- **PROBLEM REQUIREMENTS**:
Copy every one of the records below verbatim, omitting the pictures.

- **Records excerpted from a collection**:
>>>>

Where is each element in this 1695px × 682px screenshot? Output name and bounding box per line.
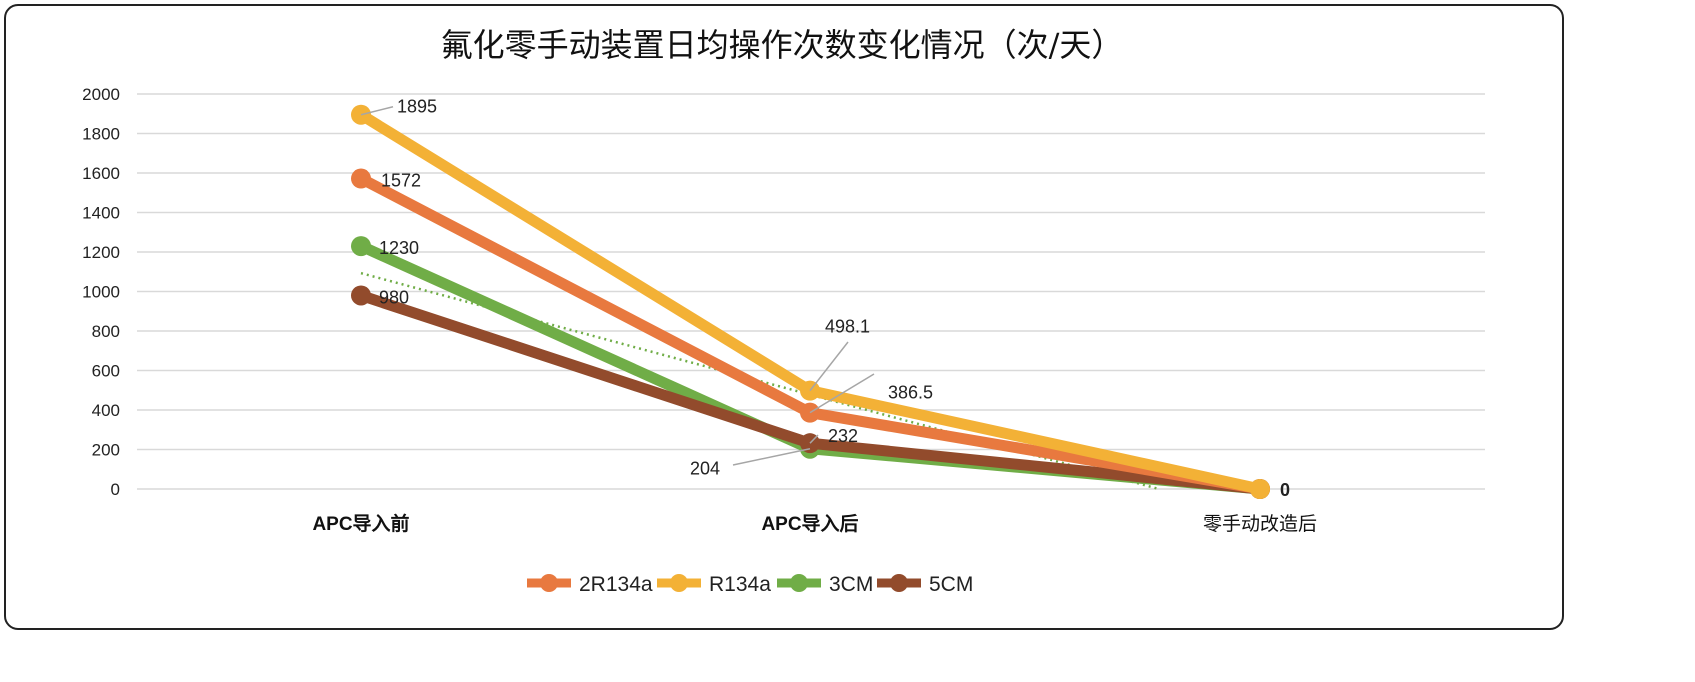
legend-marker bbox=[670, 574, 688, 592]
data-point-2R134a bbox=[351, 168, 371, 189]
leader-line bbox=[809, 373, 875, 414]
y-tick-label: 1800 bbox=[82, 125, 120, 144]
data-label: 232 bbox=[828, 426, 858, 446]
x-tick-label: 零手动改造后 bbox=[1203, 513, 1317, 535]
legend-label: 2R134a bbox=[579, 573, 653, 596]
y-tick-label: 1000 bbox=[82, 283, 120, 302]
legend-label: 3CM bbox=[829, 573, 873, 596]
chart-title: 氟化零手动装置日均操作次数变化情况（次/天） bbox=[441, 26, 1124, 64]
y-tick-label: 1600 bbox=[82, 164, 120, 183]
y-tick-label: 1400 bbox=[82, 204, 120, 223]
data-label: 204 bbox=[690, 459, 720, 479]
legend-label: R134a bbox=[709, 573, 771, 596]
data-label: 386.5 bbox=[888, 383, 933, 403]
leader-line bbox=[809, 341, 849, 392]
data-label: 0 bbox=[1280, 480, 1290, 500]
leader-line bbox=[360, 106, 394, 116]
legend-item-R134a[interactable]: R134a bbox=[657, 573, 771, 596]
y-tick-label: 800 bbox=[92, 322, 120, 341]
y-tick-label: 1200 bbox=[82, 243, 120, 262]
legend-marker bbox=[890, 574, 908, 592]
data-point-5CM bbox=[351, 285, 371, 306]
x-tick-label: APC导入后 bbox=[761, 513, 858, 535]
data-point-3CM bbox=[351, 236, 371, 257]
data-label: 980 bbox=[379, 287, 409, 307]
legend-marker bbox=[540, 574, 558, 592]
y-tick-label: 200 bbox=[92, 441, 120, 460]
data-label: 1895 bbox=[397, 97, 437, 117]
data-point-R134a bbox=[1250, 479, 1270, 499]
legend-item-5CM[interactable]: 5CM bbox=[877, 573, 973, 596]
data-label: 498.1 bbox=[825, 317, 870, 337]
leader-line bbox=[732, 447, 811, 466]
data-label: 1230 bbox=[379, 238, 419, 258]
y-tick-label: 0 bbox=[111, 480, 120, 499]
y-tick-label: 400 bbox=[92, 401, 120, 420]
data-label: 1572 bbox=[381, 171, 421, 191]
legend-item-3CM[interactable]: 3CM bbox=[777, 573, 873, 596]
chart-frame bbox=[4, 4, 1564, 630]
legend-item-2R134a[interactable]: 2R134a bbox=[527, 573, 653, 596]
y-tick-label: 600 bbox=[92, 362, 120, 381]
y-tick-label: 2000 bbox=[82, 85, 120, 104]
leader-line bbox=[809, 434, 819, 444]
x-tick-label: APC导入前 bbox=[312, 512, 409, 535]
legend-marker bbox=[790, 574, 808, 592]
legend-label: 5CM bbox=[929, 573, 973, 596]
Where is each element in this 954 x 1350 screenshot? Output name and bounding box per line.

<<<<

- **FULL RESPONSE**:
Where is each element in this 1695px × 682px screenshot? Output name and bounding box per line.
legend-marker bbox=[670, 574, 688, 592]
data-point-2R134a bbox=[351, 168, 371, 189]
leader-line bbox=[809, 373, 875, 414]
y-tick-label: 1800 bbox=[82, 125, 120, 144]
data-label: 232 bbox=[828, 426, 858, 446]
x-tick-label: 零手动改造后 bbox=[1203, 513, 1317, 535]
legend-label: 2R134a bbox=[579, 573, 653, 596]
y-tick-label: 1000 bbox=[82, 283, 120, 302]
legend-label: 3CM bbox=[829, 573, 873, 596]
chart-title: 氟化零手动装置日均操作次数变化情况（次/天） bbox=[441, 26, 1124, 64]
y-tick-label: 1600 bbox=[82, 164, 120, 183]
y-tick-label: 1400 bbox=[82, 204, 120, 223]
data-label: 204 bbox=[690, 459, 720, 479]
legend-label: R134a bbox=[709, 573, 771, 596]
data-label: 386.5 bbox=[888, 383, 933, 403]
leader-line bbox=[809, 341, 849, 392]
data-label: 0 bbox=[1280, 480, 1290, 500]
leader-line bbox=[360, 106, 394, 116]
legend-item-R134a[interactable]: R134a bbox=[657, 573, 771, 596]
y-tick-label: 800 bbox=[92, 322, 120, 341]
y-tick-label: 1200 bbox=[82, 243, 120, 262]
legend-marker bbox=[890, 574, 908, 592]
data-point-5CM bbox=[351, 285, 371, 306]
x-tick-label: APC导入后 bbox=[761, 513, 858, 535]
data-point-3CM bbox=[351, 236, 371, 257]
data-label: 980 bbox=[379, 287, 409, 307]
legend-marker bbox=[540, 574, 558, 592]
y-tick-label: 200 bbox=[92, 441, 120, 460]
data-label: 1895 bbox=[397, 97, 437, 117]
data-point-R134a bbox=[1250, 479, 1270, 499]
legend-item-5CM[interactable]: 5CM bbox=[877, 573, 973, 596]
data-label: 498.1 bbox=[825, 317, 870, 337]
leader-line bbox=[732, 447, 811, 466]
data-label: 1230 bbox=[379, 238, 419, 258]
y-tick-label: 0 bbox=[111, 480, 120, 499]
y-tick-label: 400 bbox=[92, 401, 120, 420]
data-label: 1572 bbox=[381, 171, 421, 191]
legend-item-3CM[interactable]: 3CM bbox=[777, 573, 873, 596]
chart-frame bbox=[4, 4, 1564, 630]
legend-item-2R134a[interactable]: 2R134a bbox=[527, 573, 653, 596]
y-tick-label: 600 bbox=[92, 362, 120, 381]
y-tick-label: 2000 bbox=[82, 85, 120, 104]
leader-line bbox=[809, 434, 819, 444]
x-tick-label: APC导入前 bbox=[312, 512, 409, 535]
legend-marker bbox=[790, 574, 808, 592]
legend-label: 5CM bbox=[929, 573, 973, 596]
Where is each element in this 954 x 1350 screenshot? Output name and bounding box per line.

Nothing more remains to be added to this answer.